- **Task data**:
..............................
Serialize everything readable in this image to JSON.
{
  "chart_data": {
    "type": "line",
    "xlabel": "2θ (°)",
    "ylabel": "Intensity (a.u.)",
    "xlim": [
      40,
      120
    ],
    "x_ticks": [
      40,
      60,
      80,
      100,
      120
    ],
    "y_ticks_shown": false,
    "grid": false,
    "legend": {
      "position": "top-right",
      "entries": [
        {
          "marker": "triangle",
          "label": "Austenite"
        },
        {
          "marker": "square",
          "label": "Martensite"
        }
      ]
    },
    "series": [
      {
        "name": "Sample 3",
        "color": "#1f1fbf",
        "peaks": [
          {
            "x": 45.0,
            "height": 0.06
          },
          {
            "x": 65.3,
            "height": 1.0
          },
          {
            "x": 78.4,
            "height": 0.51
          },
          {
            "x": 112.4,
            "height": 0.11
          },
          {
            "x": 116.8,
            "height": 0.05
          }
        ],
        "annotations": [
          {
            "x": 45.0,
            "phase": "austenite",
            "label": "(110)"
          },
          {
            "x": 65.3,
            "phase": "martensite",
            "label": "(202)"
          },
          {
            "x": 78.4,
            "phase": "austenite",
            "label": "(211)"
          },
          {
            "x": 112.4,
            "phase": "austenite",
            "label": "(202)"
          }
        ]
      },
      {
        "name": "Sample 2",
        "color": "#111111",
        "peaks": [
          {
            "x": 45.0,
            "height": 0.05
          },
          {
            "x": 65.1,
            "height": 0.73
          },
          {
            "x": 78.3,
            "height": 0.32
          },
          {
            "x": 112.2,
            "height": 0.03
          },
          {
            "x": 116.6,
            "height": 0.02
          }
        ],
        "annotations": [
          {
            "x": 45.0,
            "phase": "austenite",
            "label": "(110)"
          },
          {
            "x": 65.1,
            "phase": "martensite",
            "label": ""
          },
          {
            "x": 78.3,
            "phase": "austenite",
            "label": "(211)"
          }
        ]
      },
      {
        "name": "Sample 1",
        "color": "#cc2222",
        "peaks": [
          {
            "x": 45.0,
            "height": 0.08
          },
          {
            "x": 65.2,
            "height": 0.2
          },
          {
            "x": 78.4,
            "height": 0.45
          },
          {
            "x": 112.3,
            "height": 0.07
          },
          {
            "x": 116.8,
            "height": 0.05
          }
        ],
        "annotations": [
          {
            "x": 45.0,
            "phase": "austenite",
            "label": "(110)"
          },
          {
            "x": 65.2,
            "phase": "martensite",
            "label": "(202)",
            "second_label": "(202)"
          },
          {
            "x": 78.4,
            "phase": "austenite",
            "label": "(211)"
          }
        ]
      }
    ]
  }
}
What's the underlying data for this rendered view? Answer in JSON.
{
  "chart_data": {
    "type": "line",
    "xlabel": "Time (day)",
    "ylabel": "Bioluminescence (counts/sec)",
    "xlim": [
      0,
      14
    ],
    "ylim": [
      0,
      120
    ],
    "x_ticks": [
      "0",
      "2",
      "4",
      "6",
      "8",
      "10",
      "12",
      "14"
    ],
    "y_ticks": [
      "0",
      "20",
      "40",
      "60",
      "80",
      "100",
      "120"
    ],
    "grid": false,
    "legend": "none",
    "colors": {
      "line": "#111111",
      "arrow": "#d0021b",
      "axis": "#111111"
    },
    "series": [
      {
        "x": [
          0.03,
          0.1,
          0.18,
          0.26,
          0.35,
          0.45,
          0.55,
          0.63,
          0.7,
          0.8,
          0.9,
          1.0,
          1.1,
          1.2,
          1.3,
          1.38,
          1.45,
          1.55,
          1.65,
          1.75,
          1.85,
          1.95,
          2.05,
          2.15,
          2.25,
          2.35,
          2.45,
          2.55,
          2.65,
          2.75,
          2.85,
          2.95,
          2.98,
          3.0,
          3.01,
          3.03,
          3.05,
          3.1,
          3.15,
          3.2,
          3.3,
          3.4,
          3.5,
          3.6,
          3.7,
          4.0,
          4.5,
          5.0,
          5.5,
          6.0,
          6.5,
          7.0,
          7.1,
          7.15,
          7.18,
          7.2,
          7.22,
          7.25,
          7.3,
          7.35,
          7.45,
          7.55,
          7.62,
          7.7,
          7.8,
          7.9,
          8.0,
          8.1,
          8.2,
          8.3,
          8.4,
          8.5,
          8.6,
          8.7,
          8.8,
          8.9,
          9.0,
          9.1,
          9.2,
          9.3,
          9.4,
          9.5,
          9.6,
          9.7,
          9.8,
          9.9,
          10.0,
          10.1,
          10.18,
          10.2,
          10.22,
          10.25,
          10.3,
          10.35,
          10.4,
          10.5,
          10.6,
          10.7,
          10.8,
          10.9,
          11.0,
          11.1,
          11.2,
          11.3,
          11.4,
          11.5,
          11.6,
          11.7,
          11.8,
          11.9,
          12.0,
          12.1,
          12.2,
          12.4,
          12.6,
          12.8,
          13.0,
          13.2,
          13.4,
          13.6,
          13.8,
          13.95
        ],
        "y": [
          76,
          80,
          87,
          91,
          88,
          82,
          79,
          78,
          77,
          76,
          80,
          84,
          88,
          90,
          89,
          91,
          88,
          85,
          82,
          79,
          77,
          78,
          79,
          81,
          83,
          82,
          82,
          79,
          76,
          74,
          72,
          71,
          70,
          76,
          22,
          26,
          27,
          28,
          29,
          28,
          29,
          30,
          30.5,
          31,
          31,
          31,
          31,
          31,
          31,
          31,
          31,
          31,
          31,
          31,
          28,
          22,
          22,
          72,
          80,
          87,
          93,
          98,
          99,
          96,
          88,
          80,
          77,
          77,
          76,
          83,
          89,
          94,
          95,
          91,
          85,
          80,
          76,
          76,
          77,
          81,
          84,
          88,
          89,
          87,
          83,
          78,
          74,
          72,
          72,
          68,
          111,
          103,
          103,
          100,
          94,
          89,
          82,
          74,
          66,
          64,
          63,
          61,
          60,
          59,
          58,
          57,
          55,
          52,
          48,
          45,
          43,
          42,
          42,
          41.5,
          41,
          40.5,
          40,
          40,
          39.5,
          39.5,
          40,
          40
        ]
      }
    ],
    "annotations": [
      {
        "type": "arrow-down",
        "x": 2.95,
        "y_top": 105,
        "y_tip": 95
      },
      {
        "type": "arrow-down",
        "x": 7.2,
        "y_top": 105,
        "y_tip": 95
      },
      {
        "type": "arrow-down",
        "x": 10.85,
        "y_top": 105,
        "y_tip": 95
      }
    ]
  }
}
..............................
- **Task directions**: Tally the lines of the preceding listing in which the word "JSON" appears; state nothing but the total.

- **Reply**: 2